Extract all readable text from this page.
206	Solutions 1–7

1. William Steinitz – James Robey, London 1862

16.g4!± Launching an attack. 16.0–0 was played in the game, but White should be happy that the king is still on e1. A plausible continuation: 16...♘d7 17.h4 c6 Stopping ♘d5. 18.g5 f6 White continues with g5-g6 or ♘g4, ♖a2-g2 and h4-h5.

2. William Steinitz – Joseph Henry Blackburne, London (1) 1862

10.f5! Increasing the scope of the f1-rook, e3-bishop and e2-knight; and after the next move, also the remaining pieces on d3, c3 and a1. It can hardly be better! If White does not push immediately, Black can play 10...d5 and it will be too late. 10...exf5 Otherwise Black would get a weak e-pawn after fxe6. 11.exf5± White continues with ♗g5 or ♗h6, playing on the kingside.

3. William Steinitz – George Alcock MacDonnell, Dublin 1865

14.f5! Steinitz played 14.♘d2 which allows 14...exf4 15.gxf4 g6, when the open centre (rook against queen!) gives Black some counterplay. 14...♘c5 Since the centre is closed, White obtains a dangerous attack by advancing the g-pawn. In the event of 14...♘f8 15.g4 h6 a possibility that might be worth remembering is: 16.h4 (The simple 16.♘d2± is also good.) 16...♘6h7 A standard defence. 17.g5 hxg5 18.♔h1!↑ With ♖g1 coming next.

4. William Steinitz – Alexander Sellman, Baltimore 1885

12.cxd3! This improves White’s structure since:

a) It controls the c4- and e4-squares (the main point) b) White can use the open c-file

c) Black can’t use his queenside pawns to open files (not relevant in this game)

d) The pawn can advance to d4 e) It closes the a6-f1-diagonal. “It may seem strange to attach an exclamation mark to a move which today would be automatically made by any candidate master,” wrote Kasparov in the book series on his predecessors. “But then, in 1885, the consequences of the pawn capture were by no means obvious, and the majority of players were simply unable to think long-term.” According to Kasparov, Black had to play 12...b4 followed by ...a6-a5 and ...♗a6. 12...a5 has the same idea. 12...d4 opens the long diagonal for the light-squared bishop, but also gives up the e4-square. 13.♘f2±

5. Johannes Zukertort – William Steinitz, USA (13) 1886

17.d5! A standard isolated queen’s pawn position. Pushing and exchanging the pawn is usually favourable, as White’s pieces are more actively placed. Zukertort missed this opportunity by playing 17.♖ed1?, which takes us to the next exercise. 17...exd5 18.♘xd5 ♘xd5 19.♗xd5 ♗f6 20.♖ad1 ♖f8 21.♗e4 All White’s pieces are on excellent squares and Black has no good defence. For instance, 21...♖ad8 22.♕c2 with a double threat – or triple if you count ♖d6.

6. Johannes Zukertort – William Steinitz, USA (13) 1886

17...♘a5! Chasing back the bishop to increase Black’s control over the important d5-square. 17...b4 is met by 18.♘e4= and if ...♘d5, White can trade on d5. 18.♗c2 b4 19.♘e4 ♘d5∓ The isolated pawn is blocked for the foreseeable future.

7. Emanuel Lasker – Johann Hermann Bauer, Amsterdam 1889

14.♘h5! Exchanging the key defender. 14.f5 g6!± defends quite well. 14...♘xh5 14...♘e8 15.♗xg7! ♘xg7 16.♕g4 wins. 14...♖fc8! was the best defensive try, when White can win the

- DIRECTIONS -
Each entry above is to be set down again in exactly the same words.

- OUTPUT OF THE TASK -
Extract all readable text from this page.
206	Solutions 1–7

1. William Steinitz – James Robey, London 1862

16.g4!± Launching an attack. 16.0–0 was played in the game, but White should be happy that the king is still on e1. A plausible continuation: 16...♘d7 17.h4 c6 Stopping ♘d5. 18.g5 f6 White continues with g5-g6 or ♘g4, ♖a2-g2 and h4-h5.

2. William Steinitz – Joseph Henry Blackburne, London (1) 1862

10.f5! Increasing the scope of the f1-rook, e3-bishop and e2-knight; and after the next move, also the remaining pieces on d3, c3 and a1. It can hardly be better! If White does not push immediately, Black can play 10...d5 and it will be too late. 10...exf5 Otherwise Black would get a weak e-pawn after fxe6. 11.exf5± White continues with ♗g5 or ♗h6, playing on the kingside.

3. William Steinitz – George Alcock MacDonnell, Dublin 1865

14.f5! Steinitz played 14.♘d2 which allows 14...exf4 15.gxf4 g6, when the open centre (rook against queen!) gives Black some counterplay. 14...♘c5 Since the centre is closed, White obtains a dangerous attack by advancing the g-pawn. In the event of 14...♘f8 15.g4 h6 a possibility that might be worth remembering is: 16.h4 (The simple 16.♘d2± is also good.) 16...♘6h7 A standard defence. 17.g5 hxg5 18.♔h1!↑ With ♖g1 coming next.

4. William Steinitz – Alexander Sellman, Baltimore 1885

12.cxd3! This improves White’s structure since:

a) It controls the c4- and e4-squares (the main point) b) White can use the open c-file

c) Black can’t use his queenside pawns to open files (not relevant in this game)

d) The pawn can advance to d4 e) It closes the a6-f1-diagonal. “It may seem strange to attach an exclamation mark to a move which today would be automatically made by any candidate master,” wrote Kasparov in the book series on his predecessors. “But then, in 1885, the consequences of the pawn capture were by no means obvious, and the majority of players were simply unable to think long-term.” According to Kasparov, Black had to play 12...b4 followed by ...a6-a5 and ...♗a6. 12...a5 has the same idea. 12...d4 opens the long diagonal for the light-squared bishop, but also gives up the e4-square. 13.♘f2±

5. Johannes Zukertort – William Steinitz, USA (13) 1886

17.d5! A standard isolated queen’s pawn position. Pushing and exchanging the pawn is usually favourable, as White’s pieces are more actively placed. Zukertort missed this opportunity by playing 17.♖ed1?, which takes us to the next exercise. 17...exd5 18.♘xd5 ♘xd5 19.♗xd5 ♗f6 20.♖ad1 ♖f8 21.♗e4 All White’s pieces are on excellent squares and Black has no good defence. For instance, 21...♖ad8 22.♕c2 with a double threat – or triple if you count ♖d6.

6. Johannes Zukertort – William Steinitz, USA (13) 1886

17...♘a5! Chasing back the bishop to increase Black’s control over the important d5-square. 17...b4 is met by 18.♘e4= and if ...♘d5, White can trade on d5. 18.♗c2 b4 19.♘e4 ♘d5∓ The isolated pawn is blocked for the foreseeable future.

7. Emanuel Lasker – Johann Hermann Bauer, Amsterdam 1889

14.♘h5! Exchanging the key defender. 14.f5 g6!± defends quite well. 14...♘xh5 14...♘e8 15.♗xg7! ♘xg7 16.♕g4 wins. 14...♖fc8! was the best defensive try, when White can win the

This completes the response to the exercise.